In the listing that follows, how many lines contain the string "fils"? Provide only the number.

(Data excerpts)
○ ○ ○ ○ ○ ○ ○

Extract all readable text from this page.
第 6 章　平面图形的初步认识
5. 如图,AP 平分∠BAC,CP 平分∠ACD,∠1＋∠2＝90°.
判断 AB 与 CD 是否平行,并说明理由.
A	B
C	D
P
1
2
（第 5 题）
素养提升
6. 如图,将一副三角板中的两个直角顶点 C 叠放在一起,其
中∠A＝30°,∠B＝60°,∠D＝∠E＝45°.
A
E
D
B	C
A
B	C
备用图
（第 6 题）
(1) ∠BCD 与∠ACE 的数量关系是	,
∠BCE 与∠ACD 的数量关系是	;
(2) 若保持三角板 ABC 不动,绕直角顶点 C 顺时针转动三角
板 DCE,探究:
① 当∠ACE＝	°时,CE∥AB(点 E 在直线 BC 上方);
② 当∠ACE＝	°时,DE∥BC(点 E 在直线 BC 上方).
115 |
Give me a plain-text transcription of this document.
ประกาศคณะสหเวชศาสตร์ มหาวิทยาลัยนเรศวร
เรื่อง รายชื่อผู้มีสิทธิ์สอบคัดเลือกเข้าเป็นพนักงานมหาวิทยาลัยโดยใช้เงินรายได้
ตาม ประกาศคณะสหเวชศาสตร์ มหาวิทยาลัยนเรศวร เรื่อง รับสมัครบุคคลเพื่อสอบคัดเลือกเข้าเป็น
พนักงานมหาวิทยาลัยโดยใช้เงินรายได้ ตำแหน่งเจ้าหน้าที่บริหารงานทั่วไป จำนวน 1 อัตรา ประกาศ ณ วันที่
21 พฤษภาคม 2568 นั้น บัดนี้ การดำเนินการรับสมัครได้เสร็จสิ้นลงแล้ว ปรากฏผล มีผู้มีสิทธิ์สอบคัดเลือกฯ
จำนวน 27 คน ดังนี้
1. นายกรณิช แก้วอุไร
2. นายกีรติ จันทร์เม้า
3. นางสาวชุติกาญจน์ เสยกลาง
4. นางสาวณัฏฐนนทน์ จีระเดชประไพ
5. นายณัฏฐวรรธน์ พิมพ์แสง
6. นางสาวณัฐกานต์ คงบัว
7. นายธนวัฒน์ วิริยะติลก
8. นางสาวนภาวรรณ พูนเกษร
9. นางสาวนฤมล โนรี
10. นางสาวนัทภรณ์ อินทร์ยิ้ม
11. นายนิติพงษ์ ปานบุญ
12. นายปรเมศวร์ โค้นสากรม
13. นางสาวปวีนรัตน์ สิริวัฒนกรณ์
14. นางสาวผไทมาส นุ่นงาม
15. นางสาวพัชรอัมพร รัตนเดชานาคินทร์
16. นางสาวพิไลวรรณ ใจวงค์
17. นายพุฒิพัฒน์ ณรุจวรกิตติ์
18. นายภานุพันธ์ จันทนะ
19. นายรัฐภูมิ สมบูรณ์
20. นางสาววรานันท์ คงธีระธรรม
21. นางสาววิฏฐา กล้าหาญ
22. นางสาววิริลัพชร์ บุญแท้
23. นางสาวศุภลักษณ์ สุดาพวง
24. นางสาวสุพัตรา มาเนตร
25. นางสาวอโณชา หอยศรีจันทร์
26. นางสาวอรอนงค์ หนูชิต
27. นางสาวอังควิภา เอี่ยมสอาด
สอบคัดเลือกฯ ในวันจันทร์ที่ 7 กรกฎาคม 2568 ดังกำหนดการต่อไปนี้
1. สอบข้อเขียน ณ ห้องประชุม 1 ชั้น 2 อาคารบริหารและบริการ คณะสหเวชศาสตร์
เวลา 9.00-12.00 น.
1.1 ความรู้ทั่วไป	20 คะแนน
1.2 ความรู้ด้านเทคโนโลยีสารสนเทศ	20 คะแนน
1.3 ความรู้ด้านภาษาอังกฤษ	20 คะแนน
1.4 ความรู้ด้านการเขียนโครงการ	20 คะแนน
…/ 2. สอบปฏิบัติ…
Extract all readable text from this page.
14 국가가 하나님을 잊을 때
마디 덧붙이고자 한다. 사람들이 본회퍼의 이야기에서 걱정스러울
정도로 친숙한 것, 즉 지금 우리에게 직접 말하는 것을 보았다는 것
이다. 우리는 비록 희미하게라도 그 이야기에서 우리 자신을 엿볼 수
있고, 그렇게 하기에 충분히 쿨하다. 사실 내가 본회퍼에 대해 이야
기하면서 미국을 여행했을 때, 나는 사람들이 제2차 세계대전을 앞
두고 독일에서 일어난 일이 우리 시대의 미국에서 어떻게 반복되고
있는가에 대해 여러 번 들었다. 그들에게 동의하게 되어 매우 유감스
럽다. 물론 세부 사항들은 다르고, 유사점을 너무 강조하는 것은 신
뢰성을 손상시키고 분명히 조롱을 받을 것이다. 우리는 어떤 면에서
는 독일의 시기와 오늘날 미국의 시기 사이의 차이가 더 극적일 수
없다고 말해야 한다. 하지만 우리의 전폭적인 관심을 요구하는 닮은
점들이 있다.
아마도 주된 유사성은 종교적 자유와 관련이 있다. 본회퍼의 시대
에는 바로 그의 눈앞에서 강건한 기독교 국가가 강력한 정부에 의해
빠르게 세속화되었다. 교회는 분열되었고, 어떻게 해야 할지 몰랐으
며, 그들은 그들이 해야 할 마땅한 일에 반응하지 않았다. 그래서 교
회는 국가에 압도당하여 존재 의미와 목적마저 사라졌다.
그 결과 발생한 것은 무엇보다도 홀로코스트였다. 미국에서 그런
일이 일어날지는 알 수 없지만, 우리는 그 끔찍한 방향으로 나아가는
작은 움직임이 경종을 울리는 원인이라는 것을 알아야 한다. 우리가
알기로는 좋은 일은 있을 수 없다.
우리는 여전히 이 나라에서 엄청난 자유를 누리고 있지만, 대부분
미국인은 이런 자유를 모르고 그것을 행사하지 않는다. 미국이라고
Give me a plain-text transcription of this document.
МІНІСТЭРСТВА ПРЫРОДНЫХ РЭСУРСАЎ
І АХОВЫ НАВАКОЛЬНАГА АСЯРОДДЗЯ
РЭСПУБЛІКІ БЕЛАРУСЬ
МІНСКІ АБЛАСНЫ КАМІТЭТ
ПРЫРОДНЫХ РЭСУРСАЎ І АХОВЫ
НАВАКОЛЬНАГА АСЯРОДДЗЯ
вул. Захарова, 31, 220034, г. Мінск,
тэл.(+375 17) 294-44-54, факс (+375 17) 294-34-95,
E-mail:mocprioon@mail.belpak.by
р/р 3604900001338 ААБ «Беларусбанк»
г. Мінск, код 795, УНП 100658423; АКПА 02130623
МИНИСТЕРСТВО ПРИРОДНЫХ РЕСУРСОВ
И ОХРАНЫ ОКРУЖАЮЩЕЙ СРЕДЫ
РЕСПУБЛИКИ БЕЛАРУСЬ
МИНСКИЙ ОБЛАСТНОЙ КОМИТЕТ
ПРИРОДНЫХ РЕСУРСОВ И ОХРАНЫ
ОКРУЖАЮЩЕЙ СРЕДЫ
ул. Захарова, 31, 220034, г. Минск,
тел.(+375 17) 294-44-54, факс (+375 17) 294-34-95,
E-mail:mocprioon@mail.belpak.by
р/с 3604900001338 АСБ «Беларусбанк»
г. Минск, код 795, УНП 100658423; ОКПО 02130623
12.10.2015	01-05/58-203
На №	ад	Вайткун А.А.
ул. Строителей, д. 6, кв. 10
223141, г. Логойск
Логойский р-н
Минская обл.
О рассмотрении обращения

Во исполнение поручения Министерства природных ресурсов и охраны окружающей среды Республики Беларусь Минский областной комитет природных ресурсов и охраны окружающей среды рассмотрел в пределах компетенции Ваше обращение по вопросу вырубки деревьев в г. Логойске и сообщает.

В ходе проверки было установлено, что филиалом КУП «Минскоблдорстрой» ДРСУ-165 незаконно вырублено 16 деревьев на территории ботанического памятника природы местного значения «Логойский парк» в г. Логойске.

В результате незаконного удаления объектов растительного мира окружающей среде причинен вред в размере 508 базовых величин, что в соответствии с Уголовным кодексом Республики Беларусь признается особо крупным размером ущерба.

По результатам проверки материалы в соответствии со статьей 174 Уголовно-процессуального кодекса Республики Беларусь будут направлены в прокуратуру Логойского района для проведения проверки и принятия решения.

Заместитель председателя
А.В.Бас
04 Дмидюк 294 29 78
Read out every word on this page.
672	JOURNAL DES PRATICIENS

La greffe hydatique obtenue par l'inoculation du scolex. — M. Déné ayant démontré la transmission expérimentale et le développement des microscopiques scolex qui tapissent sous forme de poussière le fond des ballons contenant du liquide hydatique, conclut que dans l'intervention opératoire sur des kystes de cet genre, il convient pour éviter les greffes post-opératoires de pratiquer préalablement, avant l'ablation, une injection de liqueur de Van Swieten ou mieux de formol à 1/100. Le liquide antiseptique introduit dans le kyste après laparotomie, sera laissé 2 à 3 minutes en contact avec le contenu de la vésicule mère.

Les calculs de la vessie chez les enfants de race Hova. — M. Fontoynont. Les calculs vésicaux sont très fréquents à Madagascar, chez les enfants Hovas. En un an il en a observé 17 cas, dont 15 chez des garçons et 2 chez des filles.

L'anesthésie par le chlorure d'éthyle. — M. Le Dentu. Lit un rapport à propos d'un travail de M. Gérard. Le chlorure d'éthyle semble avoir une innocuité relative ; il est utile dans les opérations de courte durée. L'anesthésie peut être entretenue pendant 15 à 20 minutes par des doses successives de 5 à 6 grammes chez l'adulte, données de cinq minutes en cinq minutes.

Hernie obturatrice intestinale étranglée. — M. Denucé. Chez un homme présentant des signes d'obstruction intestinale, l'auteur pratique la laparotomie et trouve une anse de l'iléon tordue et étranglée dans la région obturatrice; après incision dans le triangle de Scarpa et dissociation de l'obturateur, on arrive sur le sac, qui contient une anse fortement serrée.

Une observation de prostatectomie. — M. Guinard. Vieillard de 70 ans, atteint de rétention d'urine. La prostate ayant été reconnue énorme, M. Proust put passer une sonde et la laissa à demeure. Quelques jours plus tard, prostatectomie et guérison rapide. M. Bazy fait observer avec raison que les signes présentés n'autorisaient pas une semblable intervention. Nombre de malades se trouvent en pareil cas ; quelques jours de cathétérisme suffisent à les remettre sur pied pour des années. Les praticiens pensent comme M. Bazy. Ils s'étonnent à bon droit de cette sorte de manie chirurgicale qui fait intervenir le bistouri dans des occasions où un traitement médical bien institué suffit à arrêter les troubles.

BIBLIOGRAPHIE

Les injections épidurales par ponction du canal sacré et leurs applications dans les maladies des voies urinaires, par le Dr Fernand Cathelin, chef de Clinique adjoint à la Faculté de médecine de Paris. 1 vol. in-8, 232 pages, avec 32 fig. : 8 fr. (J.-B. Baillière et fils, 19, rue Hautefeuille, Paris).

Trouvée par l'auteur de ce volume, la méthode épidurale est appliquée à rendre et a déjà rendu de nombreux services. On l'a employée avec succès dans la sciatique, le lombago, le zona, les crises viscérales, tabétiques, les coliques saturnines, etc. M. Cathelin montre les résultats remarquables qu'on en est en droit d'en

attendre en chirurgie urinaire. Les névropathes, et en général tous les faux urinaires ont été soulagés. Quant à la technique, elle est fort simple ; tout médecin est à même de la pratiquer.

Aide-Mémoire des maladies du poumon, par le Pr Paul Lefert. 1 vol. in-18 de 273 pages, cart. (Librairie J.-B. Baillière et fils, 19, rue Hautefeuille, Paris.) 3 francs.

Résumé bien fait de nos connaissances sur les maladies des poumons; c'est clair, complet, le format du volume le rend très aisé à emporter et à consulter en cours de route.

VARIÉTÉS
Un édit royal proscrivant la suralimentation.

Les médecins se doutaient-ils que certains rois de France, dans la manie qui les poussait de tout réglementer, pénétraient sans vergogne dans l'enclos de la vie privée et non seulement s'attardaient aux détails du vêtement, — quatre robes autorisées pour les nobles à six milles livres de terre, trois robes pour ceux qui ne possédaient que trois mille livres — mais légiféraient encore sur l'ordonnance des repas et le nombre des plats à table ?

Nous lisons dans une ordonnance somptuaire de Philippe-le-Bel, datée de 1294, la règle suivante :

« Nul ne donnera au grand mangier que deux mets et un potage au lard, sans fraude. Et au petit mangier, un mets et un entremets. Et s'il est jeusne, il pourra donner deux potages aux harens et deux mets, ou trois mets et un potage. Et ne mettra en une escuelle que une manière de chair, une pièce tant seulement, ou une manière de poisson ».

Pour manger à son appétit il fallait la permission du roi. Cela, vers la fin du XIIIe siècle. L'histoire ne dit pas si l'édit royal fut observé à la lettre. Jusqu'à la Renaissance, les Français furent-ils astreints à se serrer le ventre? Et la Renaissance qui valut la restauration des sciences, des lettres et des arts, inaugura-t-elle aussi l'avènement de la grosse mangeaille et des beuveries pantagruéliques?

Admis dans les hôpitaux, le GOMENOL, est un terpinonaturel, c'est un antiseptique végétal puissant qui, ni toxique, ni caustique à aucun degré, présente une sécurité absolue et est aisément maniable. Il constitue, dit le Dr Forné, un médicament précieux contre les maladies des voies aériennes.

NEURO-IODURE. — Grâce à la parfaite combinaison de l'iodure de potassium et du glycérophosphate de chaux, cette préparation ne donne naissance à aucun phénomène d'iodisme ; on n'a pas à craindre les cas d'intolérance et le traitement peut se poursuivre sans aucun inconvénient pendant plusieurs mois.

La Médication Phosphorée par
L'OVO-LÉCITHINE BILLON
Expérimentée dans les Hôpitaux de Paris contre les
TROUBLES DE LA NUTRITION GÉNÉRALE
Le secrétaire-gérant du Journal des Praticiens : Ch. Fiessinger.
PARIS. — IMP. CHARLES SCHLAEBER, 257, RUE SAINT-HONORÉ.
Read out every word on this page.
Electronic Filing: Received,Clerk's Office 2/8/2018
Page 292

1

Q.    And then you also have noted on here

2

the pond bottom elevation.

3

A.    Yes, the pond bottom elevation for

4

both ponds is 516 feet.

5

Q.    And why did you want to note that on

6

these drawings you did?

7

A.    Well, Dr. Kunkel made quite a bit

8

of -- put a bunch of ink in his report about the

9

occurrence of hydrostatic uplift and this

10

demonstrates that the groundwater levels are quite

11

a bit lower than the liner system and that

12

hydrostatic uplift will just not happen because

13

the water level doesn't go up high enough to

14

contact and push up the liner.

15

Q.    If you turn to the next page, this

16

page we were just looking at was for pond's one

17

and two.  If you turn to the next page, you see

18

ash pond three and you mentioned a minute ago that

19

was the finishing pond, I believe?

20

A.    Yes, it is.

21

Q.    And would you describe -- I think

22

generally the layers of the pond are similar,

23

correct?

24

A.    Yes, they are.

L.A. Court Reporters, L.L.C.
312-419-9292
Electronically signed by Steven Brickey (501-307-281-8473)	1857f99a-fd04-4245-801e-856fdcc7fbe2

○ ○ ○ ○ ○ ○ ○

== THE ANSWER ==
2